• _The exercise_
Determine how many lines contain the string "values" and reply with that number alone.

• _Data section_
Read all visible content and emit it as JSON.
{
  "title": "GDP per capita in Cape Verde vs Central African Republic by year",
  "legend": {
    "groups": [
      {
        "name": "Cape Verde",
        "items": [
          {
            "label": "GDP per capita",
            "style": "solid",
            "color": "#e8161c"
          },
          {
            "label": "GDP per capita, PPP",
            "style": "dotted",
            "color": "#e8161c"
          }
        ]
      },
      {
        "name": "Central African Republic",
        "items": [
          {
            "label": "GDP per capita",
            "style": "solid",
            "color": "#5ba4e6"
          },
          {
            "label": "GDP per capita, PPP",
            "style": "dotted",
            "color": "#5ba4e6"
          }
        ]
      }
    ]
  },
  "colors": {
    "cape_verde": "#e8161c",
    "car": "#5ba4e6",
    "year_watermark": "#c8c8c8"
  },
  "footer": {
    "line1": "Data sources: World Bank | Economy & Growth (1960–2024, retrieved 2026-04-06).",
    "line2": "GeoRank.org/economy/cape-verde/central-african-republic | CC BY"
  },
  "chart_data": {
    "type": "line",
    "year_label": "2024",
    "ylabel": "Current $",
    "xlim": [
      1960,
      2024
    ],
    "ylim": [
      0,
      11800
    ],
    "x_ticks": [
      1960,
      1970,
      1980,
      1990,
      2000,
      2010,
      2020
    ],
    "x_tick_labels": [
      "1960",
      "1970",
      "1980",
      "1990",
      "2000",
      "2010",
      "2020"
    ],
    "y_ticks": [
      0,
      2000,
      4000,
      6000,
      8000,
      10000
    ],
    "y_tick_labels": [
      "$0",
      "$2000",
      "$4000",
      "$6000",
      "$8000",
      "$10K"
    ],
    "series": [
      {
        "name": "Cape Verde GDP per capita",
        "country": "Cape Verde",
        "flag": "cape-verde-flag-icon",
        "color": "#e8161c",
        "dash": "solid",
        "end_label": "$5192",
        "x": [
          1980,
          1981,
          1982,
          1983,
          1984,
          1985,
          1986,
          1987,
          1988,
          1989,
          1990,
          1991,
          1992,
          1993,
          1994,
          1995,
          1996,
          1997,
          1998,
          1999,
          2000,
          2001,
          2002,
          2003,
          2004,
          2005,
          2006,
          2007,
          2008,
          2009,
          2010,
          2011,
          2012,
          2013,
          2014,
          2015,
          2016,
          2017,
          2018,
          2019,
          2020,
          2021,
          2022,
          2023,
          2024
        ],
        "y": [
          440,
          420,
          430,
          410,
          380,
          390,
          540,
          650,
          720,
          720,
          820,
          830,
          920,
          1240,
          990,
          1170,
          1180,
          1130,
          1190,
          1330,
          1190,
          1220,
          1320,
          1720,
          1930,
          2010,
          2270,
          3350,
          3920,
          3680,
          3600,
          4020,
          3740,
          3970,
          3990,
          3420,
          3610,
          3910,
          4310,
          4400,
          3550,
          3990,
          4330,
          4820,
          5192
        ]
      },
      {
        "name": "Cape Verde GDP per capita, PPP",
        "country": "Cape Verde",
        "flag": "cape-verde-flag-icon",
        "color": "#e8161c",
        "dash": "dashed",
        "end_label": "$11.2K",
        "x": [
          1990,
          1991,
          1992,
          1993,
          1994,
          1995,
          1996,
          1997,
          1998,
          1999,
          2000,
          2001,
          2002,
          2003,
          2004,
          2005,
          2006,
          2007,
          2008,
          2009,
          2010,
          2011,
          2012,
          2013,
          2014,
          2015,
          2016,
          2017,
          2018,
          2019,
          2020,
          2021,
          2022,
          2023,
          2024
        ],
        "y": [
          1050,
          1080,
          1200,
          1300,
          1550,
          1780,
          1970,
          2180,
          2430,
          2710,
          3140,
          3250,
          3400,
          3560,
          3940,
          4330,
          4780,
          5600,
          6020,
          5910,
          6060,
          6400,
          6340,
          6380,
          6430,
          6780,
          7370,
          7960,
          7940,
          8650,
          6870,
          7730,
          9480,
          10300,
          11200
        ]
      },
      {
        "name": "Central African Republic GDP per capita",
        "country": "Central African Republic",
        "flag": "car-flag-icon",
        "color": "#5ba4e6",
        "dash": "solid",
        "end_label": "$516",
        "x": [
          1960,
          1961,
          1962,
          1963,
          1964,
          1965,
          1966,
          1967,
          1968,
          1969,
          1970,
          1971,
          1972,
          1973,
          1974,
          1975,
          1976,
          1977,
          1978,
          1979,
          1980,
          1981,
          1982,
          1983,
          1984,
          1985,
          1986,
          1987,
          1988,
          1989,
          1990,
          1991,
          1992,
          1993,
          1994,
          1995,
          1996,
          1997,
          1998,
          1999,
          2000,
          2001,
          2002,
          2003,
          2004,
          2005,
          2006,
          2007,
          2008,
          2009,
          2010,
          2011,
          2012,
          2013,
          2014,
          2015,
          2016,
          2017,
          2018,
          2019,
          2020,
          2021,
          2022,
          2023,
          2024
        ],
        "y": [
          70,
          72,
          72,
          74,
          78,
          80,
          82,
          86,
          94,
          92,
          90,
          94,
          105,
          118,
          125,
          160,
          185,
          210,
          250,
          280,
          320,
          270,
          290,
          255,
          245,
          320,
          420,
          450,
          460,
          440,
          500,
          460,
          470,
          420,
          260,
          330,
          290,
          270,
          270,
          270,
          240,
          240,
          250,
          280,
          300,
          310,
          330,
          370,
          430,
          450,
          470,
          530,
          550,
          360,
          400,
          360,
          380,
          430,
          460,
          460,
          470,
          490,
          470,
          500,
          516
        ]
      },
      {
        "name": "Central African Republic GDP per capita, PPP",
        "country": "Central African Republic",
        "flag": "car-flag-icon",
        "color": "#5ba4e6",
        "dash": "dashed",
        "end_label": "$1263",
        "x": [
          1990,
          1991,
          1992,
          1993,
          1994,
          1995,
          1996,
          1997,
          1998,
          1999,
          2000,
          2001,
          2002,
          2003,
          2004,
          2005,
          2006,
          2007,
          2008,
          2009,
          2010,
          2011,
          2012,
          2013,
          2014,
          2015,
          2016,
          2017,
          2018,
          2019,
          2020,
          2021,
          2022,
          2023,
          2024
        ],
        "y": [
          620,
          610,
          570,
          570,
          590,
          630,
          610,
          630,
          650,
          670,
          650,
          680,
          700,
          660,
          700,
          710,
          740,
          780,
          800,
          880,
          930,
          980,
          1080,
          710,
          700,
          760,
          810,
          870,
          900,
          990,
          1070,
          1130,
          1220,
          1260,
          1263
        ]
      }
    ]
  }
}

--

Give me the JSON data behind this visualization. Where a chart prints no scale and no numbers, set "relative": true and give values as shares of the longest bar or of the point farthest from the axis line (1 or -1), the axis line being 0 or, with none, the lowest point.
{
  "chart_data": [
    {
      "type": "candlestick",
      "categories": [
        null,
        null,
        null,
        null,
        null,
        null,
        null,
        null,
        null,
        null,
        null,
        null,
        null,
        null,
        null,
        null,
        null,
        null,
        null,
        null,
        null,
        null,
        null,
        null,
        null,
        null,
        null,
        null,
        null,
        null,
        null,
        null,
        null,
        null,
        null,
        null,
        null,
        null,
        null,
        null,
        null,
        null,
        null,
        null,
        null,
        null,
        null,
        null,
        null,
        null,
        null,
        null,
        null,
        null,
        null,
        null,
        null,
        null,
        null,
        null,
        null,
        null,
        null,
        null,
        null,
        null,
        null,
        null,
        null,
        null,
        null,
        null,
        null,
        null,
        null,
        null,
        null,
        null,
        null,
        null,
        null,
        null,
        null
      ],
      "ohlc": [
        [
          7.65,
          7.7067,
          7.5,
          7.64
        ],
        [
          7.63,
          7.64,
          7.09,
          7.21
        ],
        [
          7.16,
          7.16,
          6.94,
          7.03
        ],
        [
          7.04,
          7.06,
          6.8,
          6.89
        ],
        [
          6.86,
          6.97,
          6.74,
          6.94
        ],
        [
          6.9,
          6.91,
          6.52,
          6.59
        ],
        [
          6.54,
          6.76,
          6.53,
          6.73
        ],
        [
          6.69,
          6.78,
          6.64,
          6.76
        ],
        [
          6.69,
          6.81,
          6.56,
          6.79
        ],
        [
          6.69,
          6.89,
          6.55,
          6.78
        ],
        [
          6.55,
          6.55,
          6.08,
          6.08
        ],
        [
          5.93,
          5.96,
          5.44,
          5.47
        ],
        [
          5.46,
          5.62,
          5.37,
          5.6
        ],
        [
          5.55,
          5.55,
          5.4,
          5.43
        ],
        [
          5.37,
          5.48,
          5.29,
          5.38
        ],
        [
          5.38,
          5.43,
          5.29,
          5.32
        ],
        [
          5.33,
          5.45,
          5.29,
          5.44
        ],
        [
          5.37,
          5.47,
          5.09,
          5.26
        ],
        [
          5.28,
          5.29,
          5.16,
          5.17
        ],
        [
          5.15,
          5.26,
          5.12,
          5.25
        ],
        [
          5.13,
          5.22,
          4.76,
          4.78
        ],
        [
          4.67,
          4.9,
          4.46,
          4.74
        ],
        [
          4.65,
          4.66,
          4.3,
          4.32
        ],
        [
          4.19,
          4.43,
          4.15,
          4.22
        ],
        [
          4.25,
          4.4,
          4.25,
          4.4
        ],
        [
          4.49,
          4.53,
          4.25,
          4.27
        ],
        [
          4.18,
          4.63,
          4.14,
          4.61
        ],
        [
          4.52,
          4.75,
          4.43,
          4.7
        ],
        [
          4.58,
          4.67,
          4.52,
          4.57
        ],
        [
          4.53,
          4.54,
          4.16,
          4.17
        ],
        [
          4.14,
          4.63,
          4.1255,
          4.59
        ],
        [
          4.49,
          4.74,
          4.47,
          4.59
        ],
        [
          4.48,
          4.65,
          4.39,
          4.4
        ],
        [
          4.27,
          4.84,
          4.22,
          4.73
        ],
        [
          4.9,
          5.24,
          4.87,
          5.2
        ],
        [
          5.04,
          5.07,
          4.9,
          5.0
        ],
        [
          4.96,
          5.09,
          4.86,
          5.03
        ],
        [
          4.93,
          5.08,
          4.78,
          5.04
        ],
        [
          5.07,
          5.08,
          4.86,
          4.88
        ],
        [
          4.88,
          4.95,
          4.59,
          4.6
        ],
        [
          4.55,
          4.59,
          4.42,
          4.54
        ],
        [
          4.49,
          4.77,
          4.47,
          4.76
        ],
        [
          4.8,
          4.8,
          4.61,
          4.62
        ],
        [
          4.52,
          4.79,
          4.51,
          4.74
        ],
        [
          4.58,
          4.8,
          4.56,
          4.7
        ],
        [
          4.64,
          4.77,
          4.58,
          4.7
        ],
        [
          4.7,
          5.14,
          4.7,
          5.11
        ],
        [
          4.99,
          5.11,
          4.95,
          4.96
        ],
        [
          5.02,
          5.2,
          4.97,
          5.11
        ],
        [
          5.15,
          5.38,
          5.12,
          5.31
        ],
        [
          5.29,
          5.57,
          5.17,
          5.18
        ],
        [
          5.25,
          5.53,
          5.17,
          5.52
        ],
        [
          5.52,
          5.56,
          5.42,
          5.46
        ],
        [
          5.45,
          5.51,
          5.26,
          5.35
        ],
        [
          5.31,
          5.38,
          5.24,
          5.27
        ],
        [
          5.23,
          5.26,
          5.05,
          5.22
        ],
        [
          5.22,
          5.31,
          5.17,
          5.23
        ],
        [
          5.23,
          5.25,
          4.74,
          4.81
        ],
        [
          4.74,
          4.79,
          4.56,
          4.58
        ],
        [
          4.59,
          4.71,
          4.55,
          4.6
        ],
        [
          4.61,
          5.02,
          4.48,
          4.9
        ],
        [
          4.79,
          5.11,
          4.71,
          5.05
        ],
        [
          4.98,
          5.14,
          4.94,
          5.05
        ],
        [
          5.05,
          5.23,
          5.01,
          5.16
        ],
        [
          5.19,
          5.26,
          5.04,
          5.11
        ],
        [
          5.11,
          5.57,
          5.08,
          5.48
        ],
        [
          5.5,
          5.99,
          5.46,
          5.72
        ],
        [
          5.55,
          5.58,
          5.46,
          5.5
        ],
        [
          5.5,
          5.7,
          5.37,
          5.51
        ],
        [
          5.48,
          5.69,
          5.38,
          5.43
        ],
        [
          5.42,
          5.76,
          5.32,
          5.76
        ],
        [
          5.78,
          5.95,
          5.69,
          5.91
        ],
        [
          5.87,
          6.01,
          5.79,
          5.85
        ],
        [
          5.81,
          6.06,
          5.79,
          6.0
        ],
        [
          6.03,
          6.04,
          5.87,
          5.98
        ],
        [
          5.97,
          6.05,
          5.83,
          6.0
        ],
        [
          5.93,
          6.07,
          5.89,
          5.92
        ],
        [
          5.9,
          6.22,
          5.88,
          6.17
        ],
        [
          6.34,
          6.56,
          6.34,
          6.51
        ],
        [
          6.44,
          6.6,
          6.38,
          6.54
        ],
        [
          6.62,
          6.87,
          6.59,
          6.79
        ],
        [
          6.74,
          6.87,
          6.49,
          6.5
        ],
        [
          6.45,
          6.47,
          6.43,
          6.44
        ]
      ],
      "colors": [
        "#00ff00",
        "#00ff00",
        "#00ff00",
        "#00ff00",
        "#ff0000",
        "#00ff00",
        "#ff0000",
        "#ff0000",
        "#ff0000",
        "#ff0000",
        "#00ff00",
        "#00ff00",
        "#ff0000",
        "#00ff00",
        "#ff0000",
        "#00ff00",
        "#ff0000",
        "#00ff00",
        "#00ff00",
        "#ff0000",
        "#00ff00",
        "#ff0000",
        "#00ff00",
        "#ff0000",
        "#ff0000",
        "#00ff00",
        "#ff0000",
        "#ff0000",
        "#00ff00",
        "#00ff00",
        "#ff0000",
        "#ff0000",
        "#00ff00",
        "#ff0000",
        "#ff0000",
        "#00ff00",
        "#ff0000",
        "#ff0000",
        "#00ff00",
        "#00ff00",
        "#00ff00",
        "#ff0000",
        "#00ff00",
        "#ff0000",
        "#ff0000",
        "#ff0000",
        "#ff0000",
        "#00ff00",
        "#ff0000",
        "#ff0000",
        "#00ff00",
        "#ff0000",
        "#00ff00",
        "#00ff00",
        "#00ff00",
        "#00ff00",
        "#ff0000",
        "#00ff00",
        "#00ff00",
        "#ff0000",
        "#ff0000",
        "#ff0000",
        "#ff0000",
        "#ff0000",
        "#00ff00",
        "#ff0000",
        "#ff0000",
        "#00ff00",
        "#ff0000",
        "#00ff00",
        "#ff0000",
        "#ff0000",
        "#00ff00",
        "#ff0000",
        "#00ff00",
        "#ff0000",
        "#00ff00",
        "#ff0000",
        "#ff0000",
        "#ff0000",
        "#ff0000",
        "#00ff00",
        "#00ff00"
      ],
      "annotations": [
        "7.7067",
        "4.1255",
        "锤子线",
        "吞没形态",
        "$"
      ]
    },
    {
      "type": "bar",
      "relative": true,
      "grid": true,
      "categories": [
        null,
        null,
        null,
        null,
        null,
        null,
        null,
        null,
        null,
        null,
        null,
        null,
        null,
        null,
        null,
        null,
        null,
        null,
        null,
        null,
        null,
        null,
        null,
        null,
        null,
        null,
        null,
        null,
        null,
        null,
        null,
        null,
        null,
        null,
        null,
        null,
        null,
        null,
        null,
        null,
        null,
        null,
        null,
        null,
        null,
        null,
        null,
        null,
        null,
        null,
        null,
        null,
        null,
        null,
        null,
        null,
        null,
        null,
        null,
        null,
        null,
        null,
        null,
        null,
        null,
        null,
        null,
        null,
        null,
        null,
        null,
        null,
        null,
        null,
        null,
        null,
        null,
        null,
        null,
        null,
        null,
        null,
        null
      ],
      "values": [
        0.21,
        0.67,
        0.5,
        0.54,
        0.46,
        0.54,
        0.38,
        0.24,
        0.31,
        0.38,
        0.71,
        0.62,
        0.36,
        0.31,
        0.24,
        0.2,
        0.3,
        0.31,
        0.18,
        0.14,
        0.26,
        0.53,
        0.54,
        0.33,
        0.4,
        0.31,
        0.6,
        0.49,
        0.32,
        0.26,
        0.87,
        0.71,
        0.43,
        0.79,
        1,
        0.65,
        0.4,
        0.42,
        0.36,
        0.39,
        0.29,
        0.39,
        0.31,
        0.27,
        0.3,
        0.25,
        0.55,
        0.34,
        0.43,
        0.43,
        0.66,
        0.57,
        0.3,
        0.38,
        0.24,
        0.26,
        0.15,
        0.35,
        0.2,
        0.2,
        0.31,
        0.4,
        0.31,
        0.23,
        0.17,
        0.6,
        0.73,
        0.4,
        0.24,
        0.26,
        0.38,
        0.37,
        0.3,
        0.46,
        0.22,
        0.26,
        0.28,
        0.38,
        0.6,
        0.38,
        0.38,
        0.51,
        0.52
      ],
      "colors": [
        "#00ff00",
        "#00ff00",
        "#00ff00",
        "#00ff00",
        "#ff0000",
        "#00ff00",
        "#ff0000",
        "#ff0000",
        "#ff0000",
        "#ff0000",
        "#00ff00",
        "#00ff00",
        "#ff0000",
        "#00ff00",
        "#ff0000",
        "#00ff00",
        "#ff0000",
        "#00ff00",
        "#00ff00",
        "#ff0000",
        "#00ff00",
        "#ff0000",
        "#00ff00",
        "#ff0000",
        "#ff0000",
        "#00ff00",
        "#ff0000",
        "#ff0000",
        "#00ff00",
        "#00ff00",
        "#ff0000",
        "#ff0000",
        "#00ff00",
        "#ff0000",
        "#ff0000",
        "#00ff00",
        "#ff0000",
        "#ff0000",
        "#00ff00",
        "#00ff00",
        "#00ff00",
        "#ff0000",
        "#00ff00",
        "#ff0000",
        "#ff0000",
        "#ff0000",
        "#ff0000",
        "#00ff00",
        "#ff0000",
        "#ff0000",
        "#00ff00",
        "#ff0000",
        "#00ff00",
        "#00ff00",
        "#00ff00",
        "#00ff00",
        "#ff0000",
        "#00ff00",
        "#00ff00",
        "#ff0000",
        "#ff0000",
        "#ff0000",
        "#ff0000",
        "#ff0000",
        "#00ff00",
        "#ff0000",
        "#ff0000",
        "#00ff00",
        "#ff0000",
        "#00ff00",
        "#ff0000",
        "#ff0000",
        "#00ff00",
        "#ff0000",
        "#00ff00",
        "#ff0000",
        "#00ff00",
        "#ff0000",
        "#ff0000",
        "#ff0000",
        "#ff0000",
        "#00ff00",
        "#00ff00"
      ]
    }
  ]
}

• _Task output_
2